_Prompt_
Can you return, unchanged, the lines from the one that contains "What data populates" to the last line, with the pictures left out?

_Input_
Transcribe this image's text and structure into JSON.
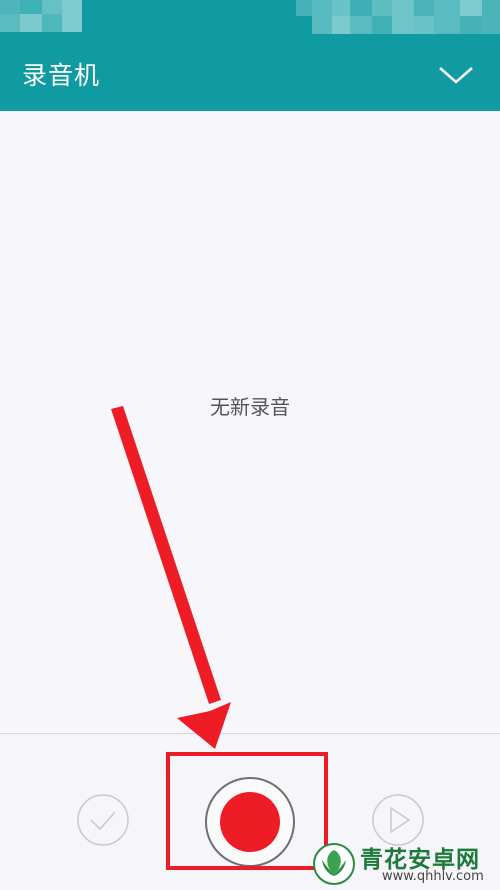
{
  "app": {
    "title": "录音机",
    "colors": {
      "header": "#0f9ba1",
      "background": "#f7f6fa",
      "record": "#ee1c25",
      "annotation": "#ee1c25"
    }
  },
  "header": {
    "dropdown_icon": "chevron-down-icon"
  },
  "main": {
    "empty_message": "无新录音"
  },
  "controls": {
    "confirm_icon": "check-circle-icon",
    "record_icon": "record-icon",
    "play_icon": "play-icon"
  },
  "watermark": {
    "name": "青花安卓网",
    "url": "www.qhhlv.com"
  }
}
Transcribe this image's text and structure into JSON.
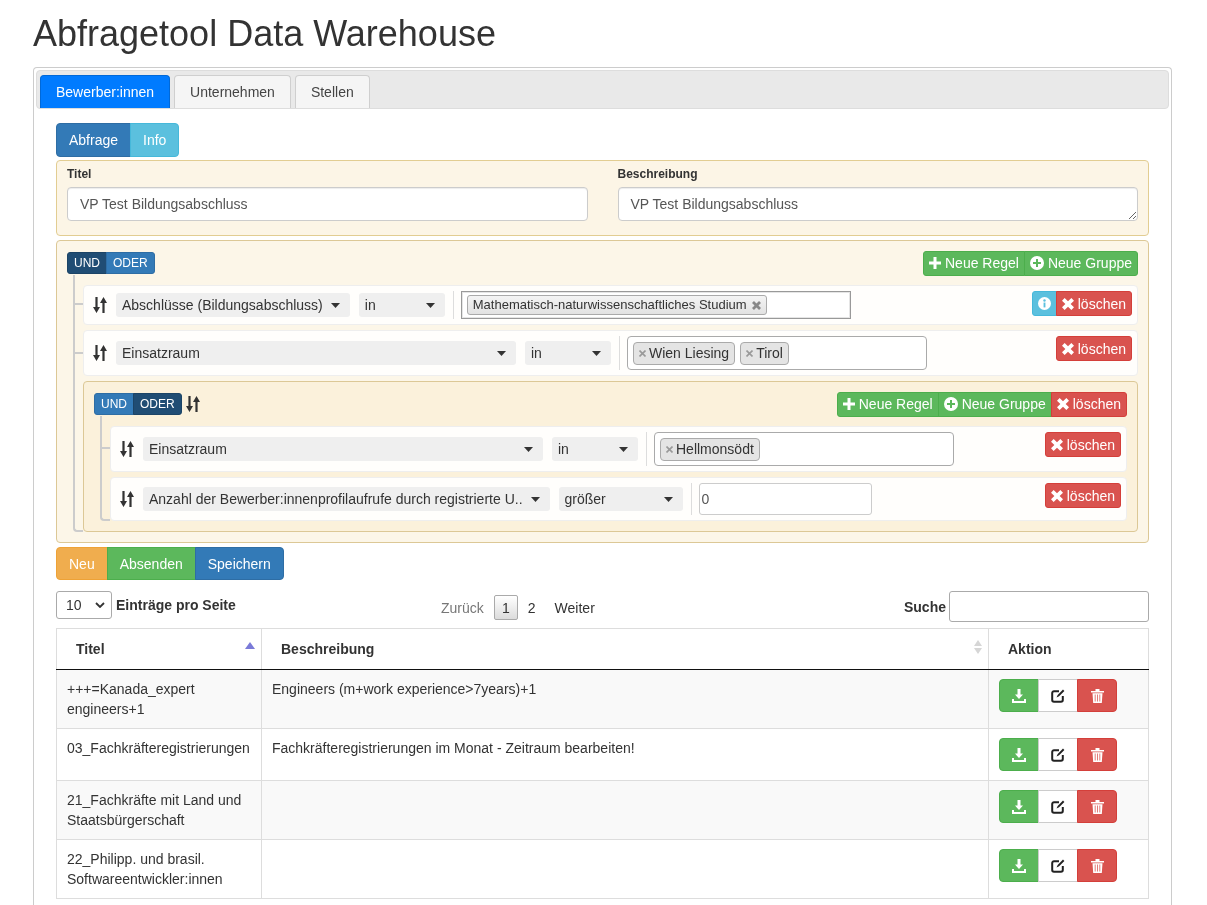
{
  "page_title": "Abfragetool Data Warehouse",
  "tabs": [
    {
      "label": "Bewerber:innen",
      "selected": true
    },
    {
      "label": "Unternehmen",
      "selected": false
    },
    {
      "label": "Stellen",
      "selected": false
    }
  ],
  "view_toggle": [
    {
      "label": "Abfrage",
      "selected": true
    },
    {
      "label": "Info",
      "selected": false
    }
  ],
  "query_form": {
    "fields": [
      {
        "kind": "input",
        "label": "Titel",
        "value": "VP Test Bildungsabschluss"
      },
      {
        "kind": "textarea",
        "label": "Beschreibung",
        "value": "VP Test Bildungsabschluss"
      }
    ]
  },
  "query_builder": {
    "conditions": [
      {
        "label": "UND",
        "selected": true
      },
      {
        "label": "ODER",
        "selected": false
      }
    ],
    "buttons": [
      {
        "kind": "add_rule",
        "label": "Neue Regel"
      },
      {
        "kind": "add_group",
        "label": "Neue Gruppe"
      }
    ],
    "children": [
      {
        "kind": "rule",
        "field": "Abschlüsse (Bildungsabschluss)",
        "operator": "in",
        "value": {
          "kind": "chosen",
          "tags": [
            "Mathematisch-naturwissenschaftliches Studium"
          ]
        },
        "buttons": [
          {
            "kind": "info"
          },
          {
            "kind": "delete",
            "label": "löschen"
          }
        ]
      },
      {
        "kind": "rule",
        "field": "Einsatzraum",
        "operator": "in",
        "value": {
          "kind": "tokens",
          "tags": [
            "Wien Liesing",
            "Tirol"
          ]
        },
        "buttons": [
          {
            "kind": "delete",
            "label": "löschen"
          }
        ]
      },
      {
        "kind": "group",
        "conditions": [
          {
            "label": "UND",
            "selected": false
          },
          {
            "label": "ODER",
            "selected": true
          }
        ],
        "buttons": [
          {
            "kind": "add_rule",
            "label": "Neue Regel"
          },
          {
            "kind": "add_group",
            "label": "Neue Gruppe"
          },
          {
            "kind": "delete",
            "label": "löschen"
          }
        ],
        "children": [
          {
            "kind": "rule",
            "field": "Einsatzraum",
            "operator": "in",
            "value": {
              "kind": "tokens",
              "tags": [
                "Hellmonsödt"
              ]
            },
            "buttons": [
              {
                "kind": "delete",
                "label": "löschen"
              }
            ]
          },
          {
            "kind": "rule",
            "field": "Anzahl der Bewerber:innenprofilaufrufe durch registrierte U..",
            "operator": "größer",
            "value": {
              "kind": "number",
              "text": "0"
            },
            "buttons": [
              {
                "kind": "delete",
                "label": "löschen"
              }
            ]
          }
        ]
      }
    ]
  },
  "form_buttons": [
    {
      "kind": "new",
      "label": "Neu"
    },
    {
      "kind": "submit",
      "label": "Absenden"
    },
    {
      "kind": "save",
      "label": "Speichern"
    }
  ],
  "table_controls": {
    "page_length": {
      "value": "10",
      "label": "Einträge pro Seite"
    },
    "pagination": {
      "previous": {
        "label": "Zurück",
        "disabled": true
      },
      "pages": [
        {
          "label": "1",
          "selected": true
        },
        {
          "label": "2",
          "selected": false
        }
      ],
      "next": {
        "label": "Weiter",
        "disabled": false
      }
    },
    "search": {
      "label": "Suche"
    }
  },
  "table": {
    "columns": [
      {
        "label": "Titel",
        "sortable": true,
        "sorted": true
      },
      {
        "label": "Beschreibung",
        "sortable": true,
        "sorted": false
      },
      {
        "label": "Aktion",
        "sortable": false
      }
    ],
    "row_actions": [
      {
        "kind": "download"
      },
      {
        "kind": "edit"
      },
      {
        "kind": "delete"
      }
    ],
    "rows": [
      {
        "titel": "+++=Kanada_expert engineers+1",
        "beschreibung": "Engineers (m+work experience>7years)+1"
      },
      {
        "titel": "03_Fachkräfteregistrierungen",
        "beschreibung": "Fachkräfteregistrierungen im Monat - Zeitraum bearbeiten!"
      },
      {
        "titel": "21_Fachkräfte mit Land und Staatsbürgerschaft"
      },
      {
        "titel": "22_Philipp. und brasil. Softwareentwickler:innen"
      }
    ]
  }
}
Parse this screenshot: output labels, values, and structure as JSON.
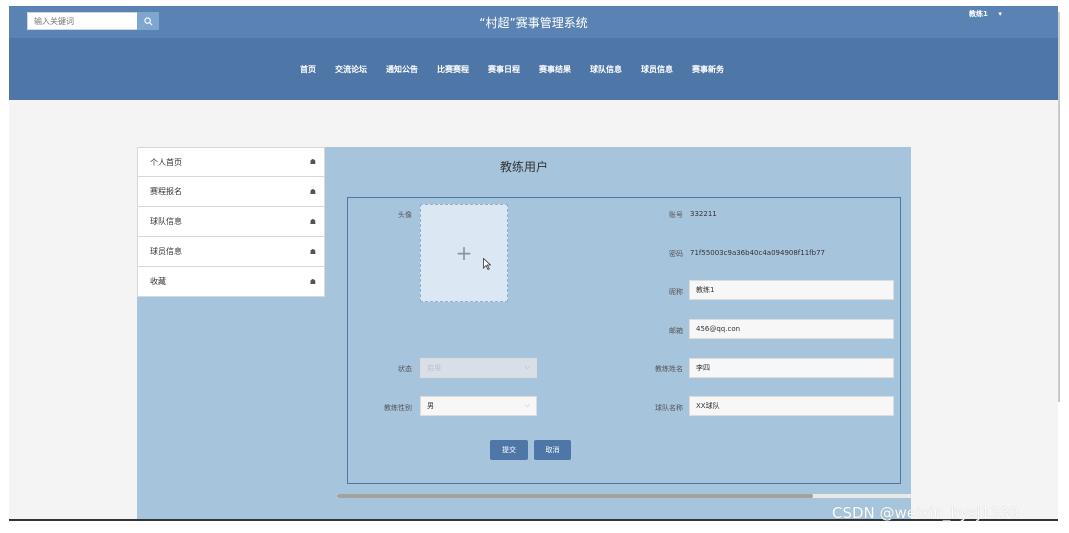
{
  "header": {
    "search_placeholder": "输入关键词",
    "site_title": "“村超”赛事管理系统",
    "user_label": "教练1",
    "user_caret": "▾"
  },
  "nav": {
    "items": [
      "首页",
      "交流论坛",
      "通知公告",
      "比赛赛程",
      "赛事日程",
      "赛事结果",
      "球队信息",
      "球员信息",
      "赛事新务"
    ]
  },
  "sidebar": {
    "items": [
      {
        "label": "个人首页",
        "icon": "☗"
      },
      {
        "label": "赛程报名",
        "icon": "☗"
      },
      {
        "label": "球队信息",
        "icon": "☗"
      },
      {
        "label": "球员信息",
        "icon": "☗"
      },
      {
        "label": "收藏",
        "icon": "☗"
      }
    ]
  },
  "panel": {
    "title": "教练用户"
  },
  "form": {
    "avatar_label": "头像",
    "avatar_plus": "+",
    "account_label": "账号",
    "account_value": "332211",
    "password_label": "密码",
    "password_value": "71f55003c9a36b40c4a094908f11fb77",
    "nickname_label": "昵称",
    "nickname_value": "教练1",
    "email_label": "邮箱",
    "email_value": "456@qq.con",
    "status_label": "状态",
    "status_value": "启用",
    "coach_name_label": "教练姓名",
    "coach_name_value": "李四",
    "gender_label": "教练性别",
    "gender_value": "男",
    "team_name_label": "球队名称",
    "team_name_value": "XX球队",
    "submit_label": "提交",
    "cancel_label": "取消"
  },
  "watermark": "CSDN @weixin_bysj1330",
  "colors": {
    "header": "#4e77a8",
    "content": "#a7c4dd",
    "button": "#4e77a8"
  }
}
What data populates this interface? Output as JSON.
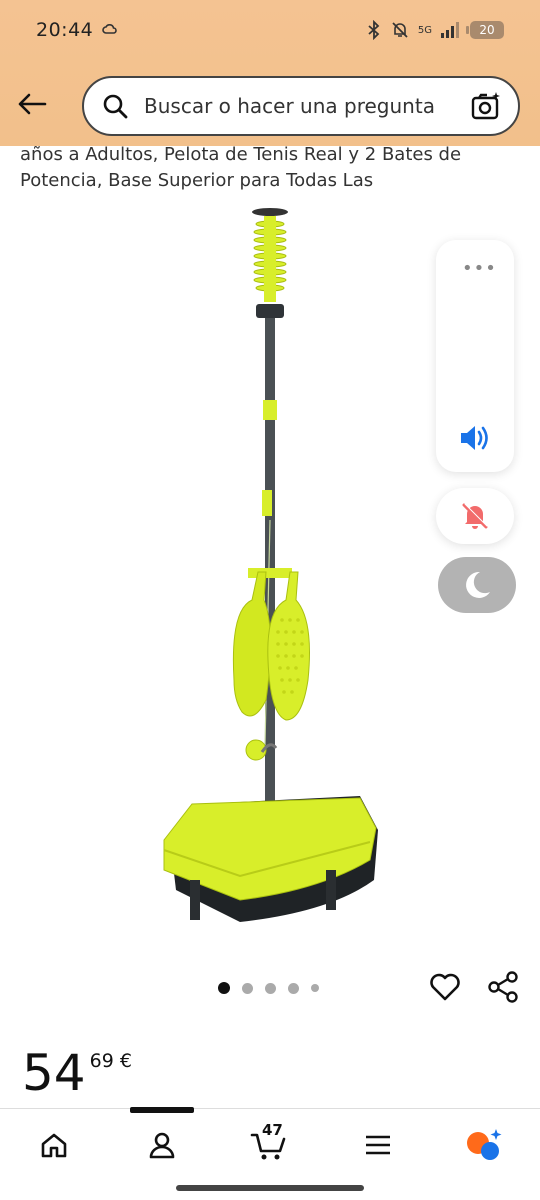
{
  "status_bar": {
    "time": "20:44",
    "battery": "20",
    "network": "5G"
  },
  "search": {
    "placeholder": "Buscar o hacer una pregunta"
  },
  "product": {
    "title_lines": [
      "años a Adultos, Pelota de Tenis Real y 2 Bates de",
      "Potencia, Base Superior para Todas Las"
    ],
    "image_icon": "tennis-trainer-product-image"
  },
  "side_panel": {
    "menu_label": "•••"
  },
  "carousel": {
    "count": 5,
    "active_index": 0
  },
  "price": {
    "whole": "54",
    "cents": "69",
    "currency": "€"
  },
  "nav": {
    "cart_count": "47",
    "items": [
      "home-icon",
      "account-icon",
      "cart-icon",
      "menu-icon",
      "rufus-icon"
    ]
  },
  "colors": {
    "header_bg": "#f3c18e",
    "accent_blue": "#1a73e8",
    "mute_red": "#f26b6b",
    "product_yellow": "#d8ee2a"
  }
}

_Correct response_
What data populates this interface? Output as JSON.
{
  "status_bar": {
    "time": "20:44",
    "battery": "20",
    "network": "5G"
  },
  "search": {
    "placeholder": "Buscar o hacer una pregunta"
  },
  "product": {
    "title_lines": [
      "años a Adultos, Pelota de Tenis Real y 2 Bates de",
      "Potencia, Base Superior para Todas Las"
    ],
    "image_icon": "tennis-trainer-product-image"
  },
  "side_panel": {
    "menu_label": "•••"
  },
  "carousel": {
    "count": 5,
    "active_index": 0
  },
  "price": {
    "whole": "54",
    "cents": "69",
    "currency": "€"
  },
  "nav": {
    "cart_count": "47",
    "items": [
      "home-icon",
      "account-icon",
      "cart-icon",
      "menu-icon",
      "rufus-icon"
    ]
  },
  "colors": {
    "header_bg": "#f3c18e",
    "accent_blue": "#1a73e8",
    "mute_red": "#f26b6b",
    "product_yellow": "#d8ee2a"
  }
}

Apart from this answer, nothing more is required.